--- BEGIN ---
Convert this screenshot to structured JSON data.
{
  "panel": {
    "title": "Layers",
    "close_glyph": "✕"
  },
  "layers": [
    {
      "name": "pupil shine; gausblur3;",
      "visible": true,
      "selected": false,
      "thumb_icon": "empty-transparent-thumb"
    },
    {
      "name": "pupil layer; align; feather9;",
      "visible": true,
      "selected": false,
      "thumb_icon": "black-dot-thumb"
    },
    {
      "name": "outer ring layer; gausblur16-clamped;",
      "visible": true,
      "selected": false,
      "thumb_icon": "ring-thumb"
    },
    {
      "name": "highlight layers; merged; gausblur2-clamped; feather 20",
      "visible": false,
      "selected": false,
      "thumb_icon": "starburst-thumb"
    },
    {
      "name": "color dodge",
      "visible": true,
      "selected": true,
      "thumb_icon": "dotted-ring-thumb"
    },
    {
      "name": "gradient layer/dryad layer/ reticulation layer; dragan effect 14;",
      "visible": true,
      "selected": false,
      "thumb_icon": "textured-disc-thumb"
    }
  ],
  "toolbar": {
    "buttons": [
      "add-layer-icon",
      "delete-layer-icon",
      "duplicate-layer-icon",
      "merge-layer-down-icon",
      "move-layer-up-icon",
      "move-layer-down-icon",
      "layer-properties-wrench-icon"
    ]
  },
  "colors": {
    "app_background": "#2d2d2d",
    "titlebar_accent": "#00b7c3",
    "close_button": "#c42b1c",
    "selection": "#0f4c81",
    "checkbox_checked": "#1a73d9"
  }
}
--- END ---
- [WORK REQUIRED]
Copy every line above that holds the word "clamped".

- [THE ANSWER]
      "name": "outer ring layer; gausblur16-clamped;",
      "name": "highlight layers; merged; gausblur2-clamped; feather 20",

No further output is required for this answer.